— BEGIN —

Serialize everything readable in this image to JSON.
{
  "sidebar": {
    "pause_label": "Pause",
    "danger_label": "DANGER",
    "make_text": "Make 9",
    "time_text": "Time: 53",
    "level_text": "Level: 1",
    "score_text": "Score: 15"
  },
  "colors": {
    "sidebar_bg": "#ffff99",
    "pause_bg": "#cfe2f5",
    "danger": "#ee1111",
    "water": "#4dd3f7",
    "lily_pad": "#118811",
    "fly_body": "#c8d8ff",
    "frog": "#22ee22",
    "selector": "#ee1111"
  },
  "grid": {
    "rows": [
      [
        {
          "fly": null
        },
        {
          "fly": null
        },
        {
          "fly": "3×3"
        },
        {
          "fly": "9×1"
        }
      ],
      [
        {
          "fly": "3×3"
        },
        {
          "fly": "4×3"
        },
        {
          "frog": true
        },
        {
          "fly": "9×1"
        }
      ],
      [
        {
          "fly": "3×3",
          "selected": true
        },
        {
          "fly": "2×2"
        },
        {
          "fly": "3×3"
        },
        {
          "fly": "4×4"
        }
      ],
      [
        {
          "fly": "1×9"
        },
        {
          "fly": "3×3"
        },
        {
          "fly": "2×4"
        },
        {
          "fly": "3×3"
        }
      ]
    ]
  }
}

— END —

PROBLEM: Copy the material above verbatim.

THE ANSWER:
Serialize everything readable in this image to JSON.
{
  "sidebar": {
    "pause_label": "Pause",
    "danger_label": "DANGER",
    "make_text": "Make 9",
    "time_text": "Time: 53",
    "level_text": "Level: 1",
    "score_text": "Score: 15"
  },
  "colors": {
    "sidebar_bg": "#ffff99",
    "pause_bg": "#cfe2f5",
    "danger": "#ee1111",
    "water": "#4dd3f7",
    "lily_pad": "#118811",
    "fly_body": "#c8d8ff",
    "frog": "#22ee22",
    "selector": "#ee1111"
  },
  "grid": {
    "rows": [
      [
        {
          "fly": null
        },
        {
          "fly": null
        },
        {
          "fly": "3×3"
        },
        {
          "fly": "9×1"
        }
      ],
      [
        {
          "fly": "3×3"
        },
        {
          "fly": "4×3"
        },
        {
          "frog": true
        },
        {
          "fly": "9×1"
        }
      ],
      [
        {
          "fly": "3×3",
          "selected": true
        },
        {
          "fly": "2×2"
        },
        {
          "fly": "3×3"
        },
        {
          "fly": "4×4"
        }
      ],
      [
        {
          "fly": "1×9"
        },
        {
          "fly": "3×3"
        },
        {
          "fly": "2×4"
        },
        {
          "fly": "3×3"
        }
      ]
    ]
  }
}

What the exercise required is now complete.